> **PROBLEM DETAILS**: Find and return each line containing "icon".

> **Extracted records**:
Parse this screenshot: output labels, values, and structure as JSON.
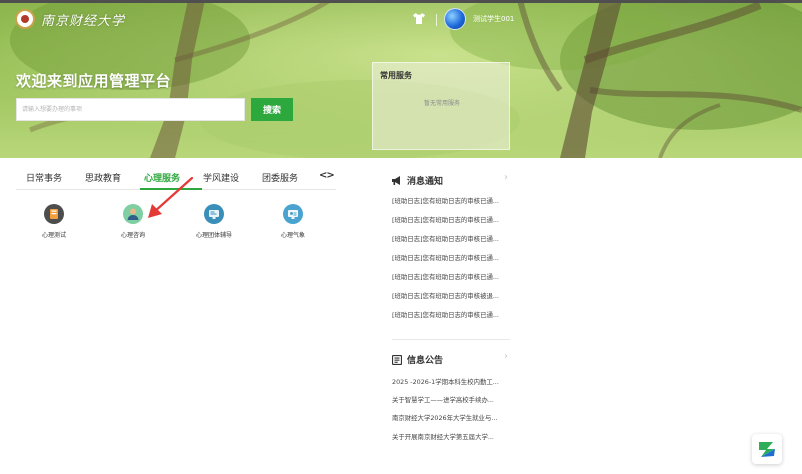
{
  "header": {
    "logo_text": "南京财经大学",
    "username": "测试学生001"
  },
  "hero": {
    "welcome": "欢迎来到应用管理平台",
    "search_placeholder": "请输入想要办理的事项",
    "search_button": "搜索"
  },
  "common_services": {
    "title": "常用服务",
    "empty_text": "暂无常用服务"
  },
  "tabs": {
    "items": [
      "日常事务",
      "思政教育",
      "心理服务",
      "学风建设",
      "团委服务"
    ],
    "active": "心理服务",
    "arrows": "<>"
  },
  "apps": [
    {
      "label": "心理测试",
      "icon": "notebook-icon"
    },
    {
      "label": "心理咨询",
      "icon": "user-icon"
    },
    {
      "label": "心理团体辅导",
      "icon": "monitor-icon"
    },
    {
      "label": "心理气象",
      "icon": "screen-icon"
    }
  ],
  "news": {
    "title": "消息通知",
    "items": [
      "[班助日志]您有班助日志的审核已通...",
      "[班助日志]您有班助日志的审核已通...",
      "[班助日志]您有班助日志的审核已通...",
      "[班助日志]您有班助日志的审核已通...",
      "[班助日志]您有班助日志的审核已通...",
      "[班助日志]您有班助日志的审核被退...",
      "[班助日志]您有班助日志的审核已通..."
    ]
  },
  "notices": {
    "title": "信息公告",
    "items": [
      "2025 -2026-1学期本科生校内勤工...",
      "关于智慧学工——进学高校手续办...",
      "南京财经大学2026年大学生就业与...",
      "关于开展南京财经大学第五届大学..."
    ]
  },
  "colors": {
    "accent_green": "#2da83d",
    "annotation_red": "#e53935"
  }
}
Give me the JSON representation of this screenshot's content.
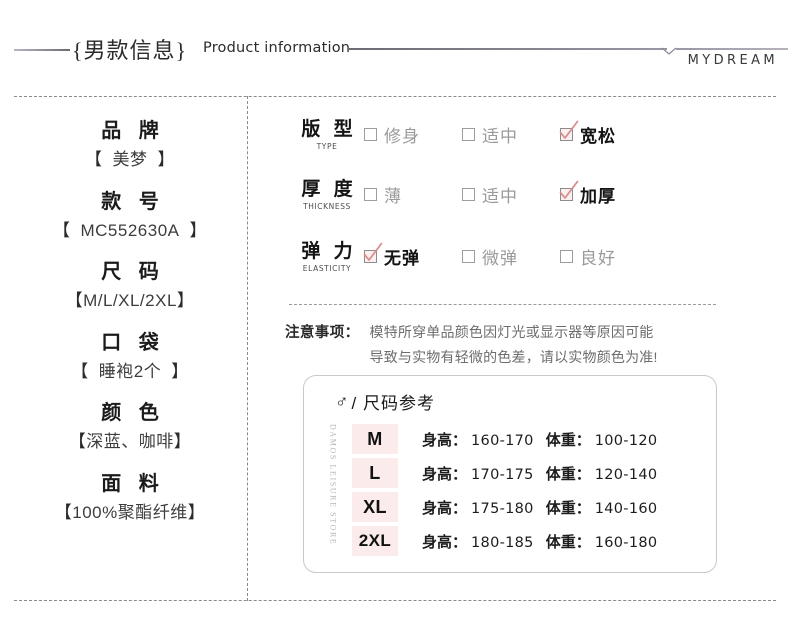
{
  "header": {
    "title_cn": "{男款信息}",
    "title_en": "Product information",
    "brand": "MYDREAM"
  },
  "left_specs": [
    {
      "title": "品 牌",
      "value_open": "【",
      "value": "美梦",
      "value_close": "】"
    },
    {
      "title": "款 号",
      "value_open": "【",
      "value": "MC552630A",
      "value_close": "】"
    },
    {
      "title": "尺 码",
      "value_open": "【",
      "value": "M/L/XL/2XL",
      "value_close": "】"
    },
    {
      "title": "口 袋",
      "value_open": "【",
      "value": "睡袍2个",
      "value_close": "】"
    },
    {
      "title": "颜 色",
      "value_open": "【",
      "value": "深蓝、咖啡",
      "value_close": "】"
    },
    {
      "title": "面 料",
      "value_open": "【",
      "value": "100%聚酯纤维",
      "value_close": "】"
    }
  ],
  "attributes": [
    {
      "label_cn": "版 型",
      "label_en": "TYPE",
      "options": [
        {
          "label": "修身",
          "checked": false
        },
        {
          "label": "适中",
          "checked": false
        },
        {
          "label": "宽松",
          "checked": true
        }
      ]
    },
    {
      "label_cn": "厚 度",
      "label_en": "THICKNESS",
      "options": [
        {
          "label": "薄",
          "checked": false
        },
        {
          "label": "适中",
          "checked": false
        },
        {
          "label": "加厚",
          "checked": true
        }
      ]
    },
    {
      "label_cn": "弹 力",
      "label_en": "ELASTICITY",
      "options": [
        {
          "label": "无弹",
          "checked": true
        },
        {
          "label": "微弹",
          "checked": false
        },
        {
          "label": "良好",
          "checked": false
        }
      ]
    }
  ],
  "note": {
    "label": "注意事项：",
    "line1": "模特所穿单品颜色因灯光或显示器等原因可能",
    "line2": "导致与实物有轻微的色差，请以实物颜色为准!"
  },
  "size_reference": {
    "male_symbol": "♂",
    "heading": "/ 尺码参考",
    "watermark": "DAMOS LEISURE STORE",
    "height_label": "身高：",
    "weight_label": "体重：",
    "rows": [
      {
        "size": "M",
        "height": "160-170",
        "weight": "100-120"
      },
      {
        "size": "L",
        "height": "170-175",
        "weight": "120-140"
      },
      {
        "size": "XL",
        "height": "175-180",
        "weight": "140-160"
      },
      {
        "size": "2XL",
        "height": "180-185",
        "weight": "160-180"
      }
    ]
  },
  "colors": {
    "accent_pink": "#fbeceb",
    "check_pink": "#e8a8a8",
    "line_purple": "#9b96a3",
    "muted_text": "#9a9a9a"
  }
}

> **RESPONSE**:
      "icon": "notebook-icon"
      "icon": "user-icon"
      "icon": "monitor-icon"
      "icon": "screen-icon"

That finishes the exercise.